_Objective_:
Without the images, print all the entries below exactly as given.

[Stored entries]

☆ ☆ ☆ ☆ ☆

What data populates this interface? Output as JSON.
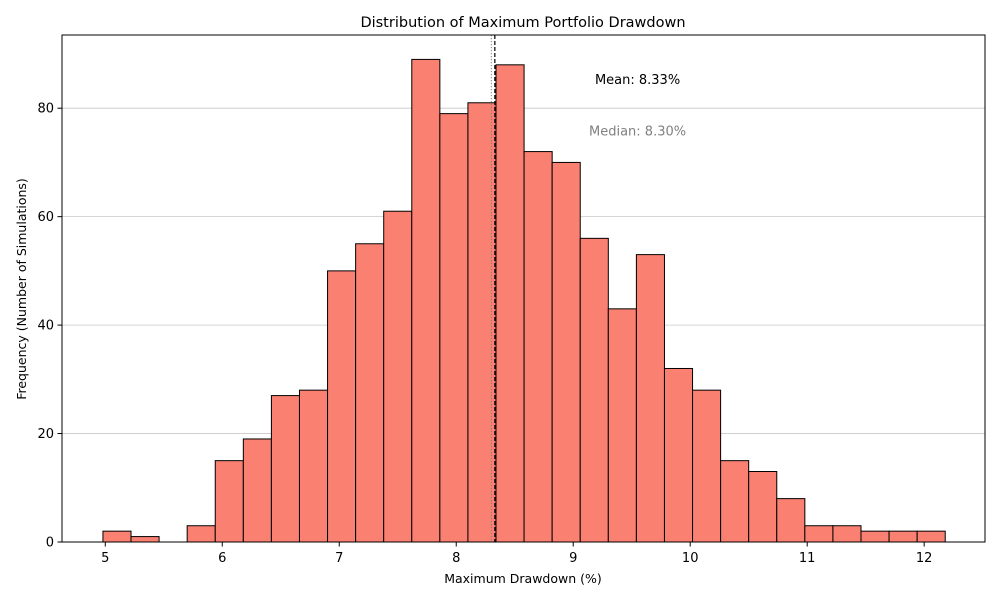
{
  "chart_data": {
    "type": "bar",
    "title": "Distribution of Maximum Portfolio Drawdown",
    "xlabel": "Maximum Drawdown (%)",
    "ylabel": "Frequency (Number of Simulations)",
    "xlim": [
      4.63,
      12.52
    ],
    "ylim": [
      0,
      93.5
    ],
    "xticks": [
      5,
      6,
      7,
      8,
      9,
      10,
      11,
      12
    ],
    "yticks": [
      0,
      20,
      40,
      60,
      80
    ],
    "grid": "y",
    "bar_color": "#FA8072",
    "edge_color": "#000000",
    "bins": [
      {
        "x0": 4.98,
        "x1": 5.22,
        "value": 2
      },
      {
        "x0": 5.22,
        "x1": 5.46,
        "value": 1
      },
      {
        "x0": 5.46,
        "x1": 5.7,
        "value": 0
      },
      {
        "x0": 5.7,
        "x1": 5.94,
        "value": 3
      },
      {
        "x0": 5.94,
        "x1": 6.18,
        "value": 15
      },
      {
        "x0": 6.18,
        "x1": 6.42,
        "value": 19
      },
      {
        "x0": 6.42,
        "x1": 6.66,
        "value": 27
      },
      {
        "x0": 6.66,
        "x1": 6.9,
        "value": 28
      },
      {
        "x0": 6.9,
        "x1": 7.14,
        "value": 50
      },
      {
        "x0": 7.14,
        "x1": 7.38,
        "value": 55
      },
      {
        "x0": 7.38,
        "x1": 7.62,
        "value": 61
      },
      {
        "x0": 7.62,
        "x1": 7.86,
        "value": 89
      },
      {
        "x0": 7.86,
        "x1": 8.1,
        "value": 79
      },
      {
        "x0": 8.1,
        "x1": 8.34,
        "value": 81
      },
      {
        "x0": 8.34,
        "x1": 8.58,
        "value": 88
      },
      {
        "x0": 8.58,
        "x1": 8.82,
        "value": 72
      },
      {
        "x0": 8.82,
        "x1": 9.06,
        "value": 70
      },
      {
        "x0": 9.06,
        "x1": 9.3,
        "value": 56
      },
      {
        "x0": 9.3,
        "x1": 9.54,
        "value": 43
      },
      {
        "x0": 9.54,
        "x1": 9.78,
        "value": 53
      },
      {
        "x0": 9.78,
        "x1": 10.02,
        "value": 32
      },
      {
        "x0": 10.02,
        "x1": 10.26,
        "value": 28
      },
      {
        "x0": 10.26,
        "x1": 10.5,
        "value": 15
      },
      {
        "x0": 10.5,
        "x1": 10.74,
        "value": 13
      },
      {
        "x0": 10.74,
        "x1": 10.98,
        "value": 8
      },
      {
        "x0": 10.98,
        "x1": 11.22,
        "value": 3
      },
      {
        "x0": 11.22,
        "x1": 11.46,
        "value": 3
      },
      {
        "x0": 11.46,
        "x1": 11.7,
        "value": 2
      },
      {
        "x0": 11.7,
        "x1": 11.94,
        "value": 2
      },
      {
        "x0": 11.94,
        "x1": 12.18,
        "value": 2
      }
    ],
    "reference_lines": [
      {
        "name": "mean",
        "value": 8.33,
        "style": "dashed",
        "color": "#000000"
      },
      {
        "name": "median",
        "value": 8.3,
        "style": "dotted",
        "color": "#808080"
      }
    ],
    "annotations": [
      {
        "name": "mean",
        "text": "Mean: 8.33%",
        "x": 9.55,
        "y": 84.5,
        "color": "#000000"
      },
      {
        "name": "median",
        "text": "Median: 8.30%",
        "x": 9.55,
        "y": 75,
        "color": "#808080"
      }
    ]
  }
}
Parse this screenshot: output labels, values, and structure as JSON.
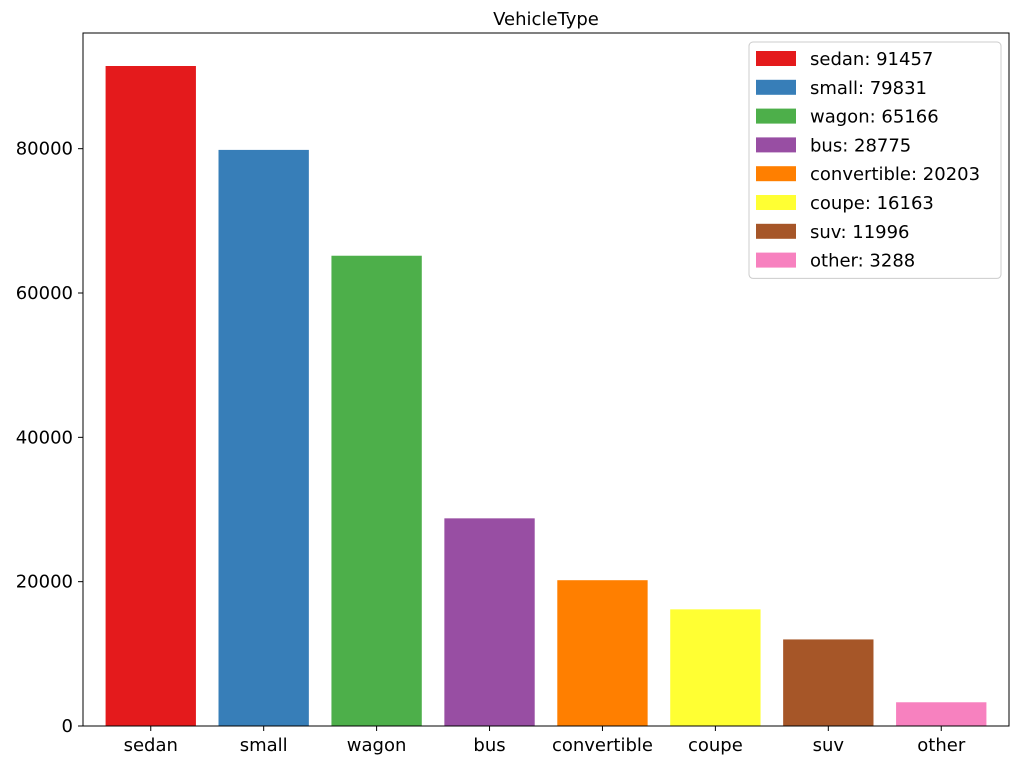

☆ ☆ ☆ ☆ ☆

_Task output_:
What data populates this interface? Output as JSON.
{
  "chart_data": {
    "type": "bar",
    "title": "Distribution of Maximum Portfolio Drawdown",
    "xlabel": "Maximum Drawdown (%)",
    "ylabel": "Frequency (Number of Simulations)",
    "xlim": [
      4.63,
      12.52
    ],
    "ylim": [
      0,
      93.5
    ],
    "xticks": [
      5,
      6,
      7,
      8,
      9,
      10,
      11,
      12
    ],
    "yticks": [
      0,
      20,
      40,
      60,
      80
    ],
    "grid": "y",
    "bar_color": "#FA8072",
    "edge_color": "#000000",
    "bins": [
      {
        "x0": 4.98,
        "x1": 5.22,
        "value": 2
      },
      {
        "x0": 5.22,
        "x1": 5.46,
        "value": 1
      },
      {
        "x0": 5.46,
        "x1": 5.7,
        "value": 0
      },
      {
        "x0": 5.7,
        "x1": 5.94,
        "value": 3
      },
      {
        "x0": 5.94,
        "x1": 6.18,
        "value": 15
      },
      {
        "x0": 6.18,
        "x1": 6.42,
        "value": 19
      },
      {
        "x0": 6.42,
        "x1": 6.66,
        "value": 27
      },
      {
        "x0": 6.66,
        "x1": 6.9,
        "value": 28
      },
      {
        "x0": 6.9,
        "x1": 7.14,
        "value": 50
      },
      {
        "x0": 7.14,
        "x1": 7.38,
        "value": 55
      },
      {
        "x0": 7.38,
        "x1": 7.62,
        "value": 61
      },
      {
        "x0": 7.62,
        "x1": 7.86,
        "value": 89
      },
      {
        "x0": 7.86,
        "x1": 8.1,
        "value": 79
      },
      {
        "x0": 8.1,
        "x1": 8.34,
        "value": 81
      },
      {
        "x0": 8.34,
        "x1": 8.58,
        "value": 88
      },
      {
        "x0": 8.58,
        "x1": 8.82,
        "value": 72
      },
      {
        "x0": 8.82,
        "x1": 9.06,
        "value": 70
      },
      {
        "x0": 9.06,
        "x1": 9.3,
        "value": 56
      },
      {
        "x0": 9.3,
        "x1": 9.54,
        "value": 43
      },
      {
        "x0": 9.54,
        "x1": 9.78,
        "value": 53
      },
      {
        "x0": 9.78,
        "x1": 10.02,
        "value": 32
      },
      {
        "x0": 10.02,
        "x1": 10.26,
        "value": 28
      },
      {
        "x0": 10.26,
        "x1": 10.5,
        "value": 15
      },
      {
        "x0": 10.5,
        "x1": 10.74,
        "value": 13
      },
      {
        "x0": 10.74,
        "x1": 10.98,
        "value": 8
      },
      {
        "x0": 10.98,
        "x1": 11.22,
        "value": 3
      },
      {
        "x0": 11.22,
        "x1": 11.46,
        "value": 3
      },
      {
        "x0": 11.46,
        "x1": 11.7,
        "value": 2
      },
      {
        "x0": 11.7,
        "x1": 11.94,
        "value": 2
      },
      {
        "x0": 11.94,
        "x1": 12.18,
        "value": 2
      }
    ],
    "reference_lines": [
      {
        "name": "mean",
        "value": 8.33,
        "style": "dashed",
        "color": "#000000"
      },
      {
        "name": "median",
        "value": 8.3,
        "style": "dotted",
        "color": "#808080"
      }
    ],
    "annotations": [
      {
        "name": "mean",
        "text": "Mean: 8.33%",
        "x": 9.55,
        "y": 84.5,
        "color": "#000000"
      },
      {
        "name": "median",
        "text": "Median: 8.30%",
        "x": 9.55,
        "y": 75,
        "color": "#808080"
      }
    ]
  }
}
Parse this screenshot: output labels, values, and structure as JSON.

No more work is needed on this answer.